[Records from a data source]
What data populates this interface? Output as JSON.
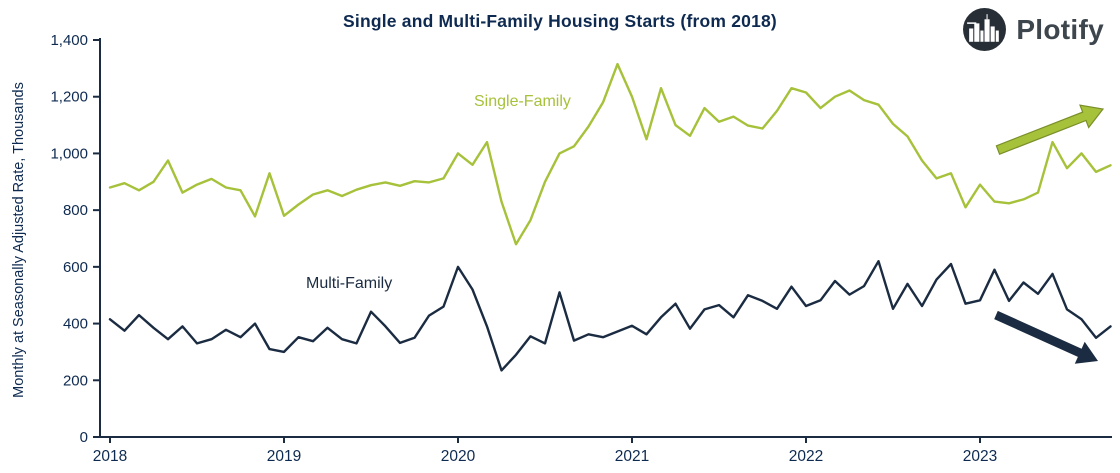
{
  "header": {
    "brand_name": "Plotify"
  },
  "chart_data": {
    "type": "line",
    "title": "Single and Multi-Family Housing Starts (from 2018)",
    "xlabel": "",
    "ylabel": "Monthly at Seasonally Adjusted Rate, Thousands",
    "x_start": "2018-01",
    "x_frequency": "monthly",
    "x_tick_labels": [
      "2018",
      "2019",
      "2020",
      "2021",
      "2022",
      "2023"
    ],
    "y_ticks": [
      0,
      200,
      400,
      600,
      800,
      1000,
      1200,
      1400
    ],
    "y_tick_labels": [
      "0",
      "200",
      "400",
      "600",
      "800",
      "1,000",
      "1,200",
      "1,400"
    ],
    "ylim": [
      0,
      1400
    ],
    "grid": false,
    "legend": "inline-labels",
    "colors": {
      "single_family": "#a6c13a",
      "multi_family": "#1b2c42",
      "axis": "#1b2c42",
      "text": "#0e2a50"
    },
    "series": [
      {
        "name": "Single-Family",
        "color": "#a6c13a",
        "values": [
          880,
          895,
          870,
          900,
          975,
          862,
          890,
          910,
          880,
          870,
          778,
          930,
          780,
          820,
          855,
          870,
          850,
          872,
          888,
          898,
          886,
          902,
          898,
          912,
          1000,
          960,
          1040,
          830,
          680,
          765,
          900,
          1000,
          1025,
          1095,
          1180,
          1315,
          1200,
          1050,
          1230,
          1100,
          1062,
          1160,
          1112,
          1130,
          1098,
          1088,
          1150,
          1230,
          1215,
          1160,
          1200,
          1222,
          1188,
          1172,
          1104,
          1060,
          975,
          912,
          930,
          810,
          890,
          830,
          824,
          838,
          862,
          1040,
          948,
          1000,
          935,
          958
        ]
      },
      {
        "name": "Multi-Family",
        "color": "#1b2c42",
        "values": [
          415,
          375,
          430,
          385,
          345,
          390,
          330,
          345,
          378,
          352,
          400,
          310,
          300,
          352,
          338,
          385,
          345,
          330,
          442,
          390,
          332,
          350,
          428,
          460,
          600,
          520,
          390,
          235,
          290,
          355,
          330,
          510,
          340,
          362,
          352,
          372,
          392,
          362,
          422,
          470,
          382,
          450,
          465,
          422,
          500,
          480,
          452,
          530,
          462,
          482,
          550,
          502,
          532,
          620,
          452,
          540,
          462,
          555,
          610,
          470,
          482,
          590,
          480,
          545,
          505,
          575,
          450,
          415,
          350,
          390
        ]
      }
    ],
    "annotations": {
      "single_family_label": "Single-Family",
      "multi_family_label": "Multi-Family",
      "trend_arrows": [
        {
          "series": "Single-Family",
          "direction": "up-right",
          "color": "#a6c13a"
        },
        {
          "series": "Multi-Family",
          "direction": "down-right",
          "color": "#1b2c42"
        }
      ]
    }
  }
}
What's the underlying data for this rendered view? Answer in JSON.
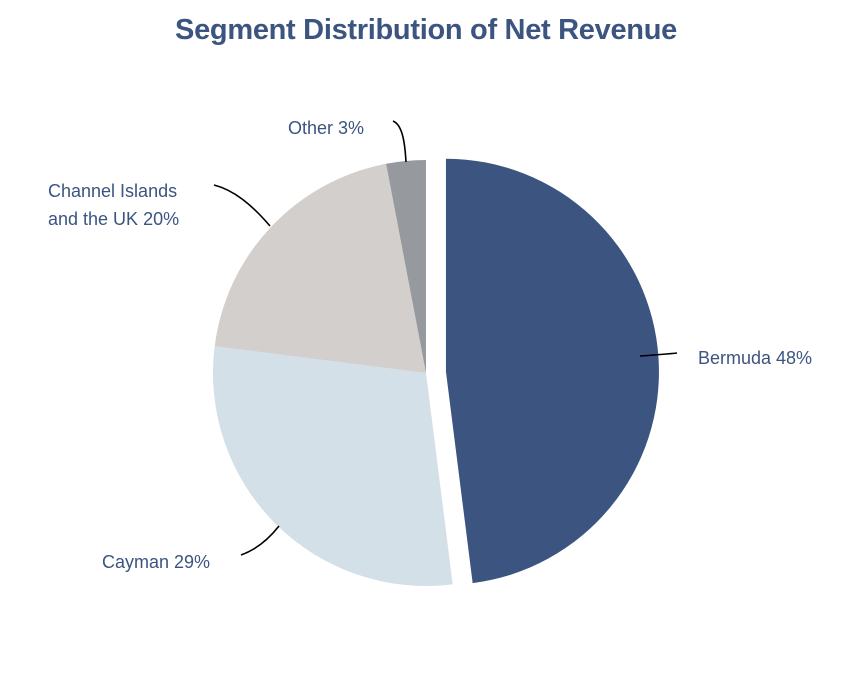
{
  "chart_data": {
    "type": "pie",
    "title": "Segment Distribution of Net Revenue",
    "slices": [
      {
        "name": "Bermuda",
        "value": 48,
        "label": "Bermuda 48%",
        "color": "#3b5480",
        "exploded": true
      },
      {
        "name": "Cayman",
        "value": 29,
        "label": "Cayman 29%",
        "color": "#d3e0e7",
        "exploded": false
      },
      {
        "name": "Channel Islands and the UK",
        "value": 20,
        "label_lines": [
          "Channel Islands",
          "and the UK 20%"
        ],
        "color": "#d3cfcd",
        "exploded": false
      },
      {
        "name": "Other",
        "value": 3,
        "label": "Other 3%",
        "color": "#969a9e",
        "exploded": false
      }
    ],
    "start_angle": "12 o'clock",
    "direction": "clockwise",
    "unit": "%"
  }
}
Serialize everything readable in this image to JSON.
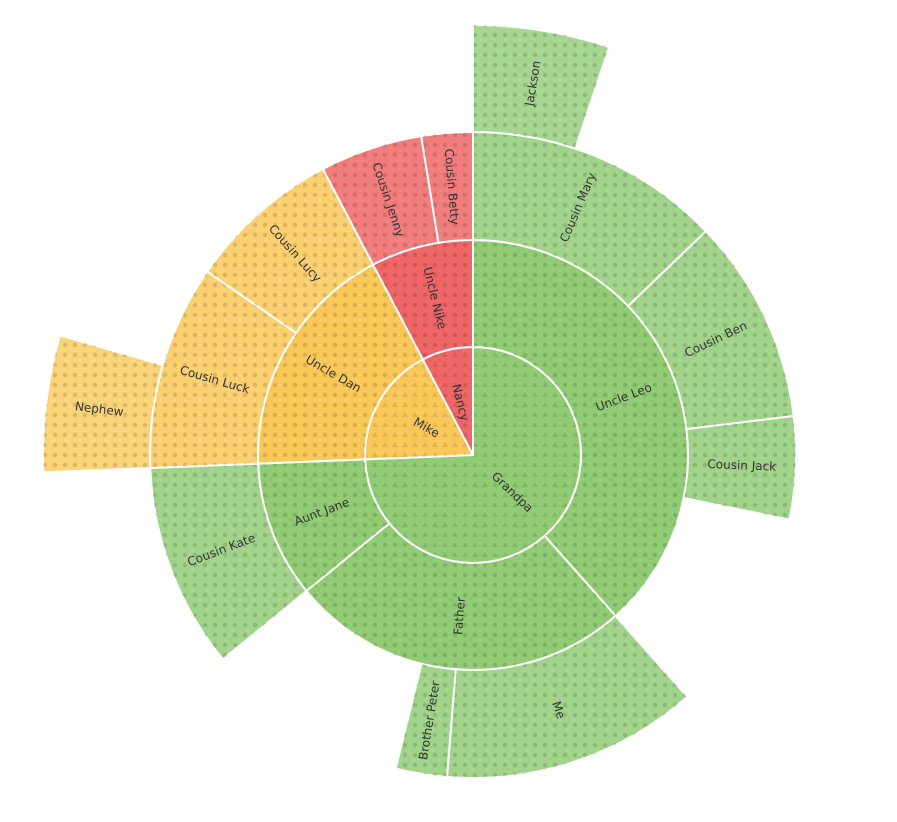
{
  "chart_data": {
    "type": "sunburst",
    "nodes": [
      {
        "name": "Grandpa",
        "value": 29,
        "color": "#91cc75",
        "children": [
          {
            "name": "Uncle Leo",
            "value": 15,
            "children": [
              {
                "name": "Cousin Mary",
                "value": 5,
                "children": [
                  {
                    "name": "Jackson",
                    "value": 2
                  }
                ]
              },
              {
                "name": "Cousin Ben",
                "value": 4
              },
              {
                "name": "Cousin Jack",
                "value": 2
              }
            ]
          },
          {
            "name": "Father",
            "value": 10,
            "children": [
              {
                "name": "Me",
                "value": 5
              },
              {
                "name": "Brother Peter",
                "value": 1
              }
            ]
          },
          {
            "name": "Aunt Jane",
            "value": 4,
            "children": [
              {
                "name": "Cousin Kate",
                "value": 4
              }
            ]
          }
        ]
      },
      {
        "name": "Mike",
        "value": 7,
        "color": "#fac858",
        "children": [
          {
            "name": "Uncle Dan",
            "value": 7,
            "children": [
              {
                "name": "Cousin Luck",
                "value": 4,
                "children": [
                  {
                    "name": "Nephew",
                    "value": 2
                  }
                ]
              },
              {
                "name": "Cousin Lucy",
                "value": 3
              }
            ]
          }
        ]
      },
      {
        "name": "Nancy",
        "value": 3,
        "color": "#ee6666",
        "children": [
          {
            "name": "Uncle Nike",
            "value": 3,
            "children": [
              {
                "name": "Cousin Jenny",
                "value": 2
              },
              {
                "name": "Cousin Betty",
                "value": 1
              }
            ]
          }
        ]
      }
    ]
  }
}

▸ REQUIREMENT: Copy out all the data exactly; skip the pictures.

▸ ANSWER TO THIS EXERCISE:
What data populates this interface? Output as JSON.
{
  "header": {
    "brand_name": "Plotify"
  },
  "chart_data": {
    "type": "line",
    "title": "Single and Multi-Family Housing Starts (from 2018)",
    "xlabel": "",
    "ylabel": "Monthly at Seasonally Adjusted Rate, Thousands",
    "x_start": "2018-01",
    "x_frequency": "monthly",
    "x_tick_labels": [
      "2018",
      "2019",
      "2020",
      "2021",
      "2022",
      "2023"
    ],
    "y_ticks": [
      0,
      200,
      400,
      600,
      800,
      1000,
      1200,
      1400
    ],
    "y_tick_labels": [
      "0",
      "200",
      "400",
      "600",
      "800",
      "1,000",
      "1,200",
      "1,400"
    ],
    "ylim": [
      0,
      1400
    ],
    "grid": false,
    "legend": "inline-labels",
    "colors": {
      "single_family": "#a6c13a",
      "multi_family": "#1b2c42",
      "axis": "#1b2c42",
      "text": "#0e2a50"
    },
    "series": [
      {
        "name": "Single-Family",
        "color": "#a6c13a",
        "values": [
          880,
          895,
          870,
          900,
          975,
          862,
          890,
          910,
          880,
          870,
          778,
          930,
          780,
          820,
          855,
          870,
          850,
          872,
          888,
          898,
          886,
          902,
          898,
          912,
          1000,
          960,
          1040,
          830,
          680,
          765,
          900,
          1000,
          1025,
          1095,
          1180,
          1315,
          1200,
          1050,
          1230,
          1100,
          1062,
          1160,
          1112,
          1130,
          1098,
          1088,
          1150,
          1230,
          1215,
          1160,
          1200,
          1222,
          1188,
          1172,
          1104,
          1060,
          975,
          912,
          930,
          810,
          890,
          830,
          824,
          838,
          862,
          1040,
          948,
          1000,
          935,
          958
        ]
      },
      {
        "name": "Multi-Family",
        "color": "#1b2c42",
        "values": [
          415,
          375,
          430,
          385,
          345,
          390,
          330,
          345,
          378,
          352,
          400,
          310,
          300,
          352,
          338,
          385,
          345,
          330,
          442,
          390,
          332,
          350,
          428,
          460,
          600,
          520,
          390,
          235,
          290,
          355,
          330,
          510,
          340,
          362,
          352,
          372,
          392,
          362,
          422,
          470,
          382,
          450,
          465,
          422,
          500,
          480,
          452,
          530,
          462,
          482,
          550,
          502,
          532,
          620,
          452,
          540,
          462,
          555,
          610,
          470,
          482,
          590,
          480,
          545,
          505,
          575,
          450,
          415,
          350,
          390
        ]
      }
    ],
    "annotations": {
      "single_family_label": "Single-Family",
      "multi_family_label": "Multi-Family",
      "trend_arrows": [
        {
          "series": "Single-Family",
          "direction": "up-right",
          "color": "#a6c13a"
        },
        {
          "series": "Multi-Family",
          "direction": "down-right",
          "color": "#1b2c42"
        }
      ]
    }
  }
}
What's the underlying data for this rendered view? Answer in JSON.
{
  "chart_data": {
    "type": "pie",
    "title": "Segment Distribution of Net Revenue",
    "slices": [
      {
        "name": "Bermuda",
        "value": 48,
        "label": "Bermuda 48%",
        "color": "#3b5480",
        "exploded": true
      },
      {
        "name": "Cayman",
        "value": 29,
        "label": "Cayman 29%",
        "color": "#d3e0e7",
        "exploded": false
      },
      {
        "name": "Channel Islands and the UK",
        "value": 20,
        "label_lines": [
          "Channel Islands",
          "and the UK 20%"
        ],
        "color": "#d3cfcd",
        "exploded": false
      },
      {
        "name": "Other",
        "value": 3,
        "label": "Other 3%",
        "color": "#969a9e",
        "exploded": false
      }
    ],
    "start_angle": "12 o'clock",
    "direction": "clockwise",
    "unit": "%"
  }
}
Serialize everything readable in this image to JSON.
{
  "chart_data": {
    "type": "sunburst",
    "nodes": [
      {
        "name": "Grandpa",
        "value": 29,
        "color": "#91cc75",
        "children": [
          {
            "name": "Uncle Leo",
            "value": 15,
            "children": [
              {
                "name": "Cousin Mary",
                "value": 5,
                "children": [
                  {
                    "name": "Jackson",
                    "value": 2
                  }
                ]
              },
              {
                "name": "Cousin Ben",
                "value": 4
              },
              {
                "name": "Cousin Jack",
                "value": 2
              }
            ]
          },
          {
            "name": "Father",
            "value": 10,
            "children": [
              {
                "name": "Me",
                "value": 5
              },
              {
                "name": "Brother Peter",
                "value": 1
              }
            ]
          },
          {
            "name": "Aunt Jane",
            "value": 4,
            "children": [
              {
                "name": "Cousin Kate",
                "value": 4
              }
            ]
          }
        ]
      },
      {
        "name": "Mike",
        "value": 7,
        "color": "#fac858",
        "children": [
          {
            "name": "Uncle Dan",
            "value": 7,
            "children": [
              {
                "name": "Cousin Luck",
                "value": 4,
                "children": [
                  {
                    "name": "Nephew",
                    "value": 2
                  }
                ]
              },
              {
                "name": "Cousin Lucy",
                "value": 3
              }
            ]
          }
        ]
      },
      {
        "name": "Nancy",
        "value": 3,
        "color": "#ee6666",
        "children": [
          {
            "name": "Uncle Nike",
            "value": 3,
            "children": [
              {
                "name": "Cousin Jenny",
                "value": 2
              },
              {
                "name": "Cousin Betty",
                "value": 1
              }
            ]
          }
        ]
      }
    ]
  }
}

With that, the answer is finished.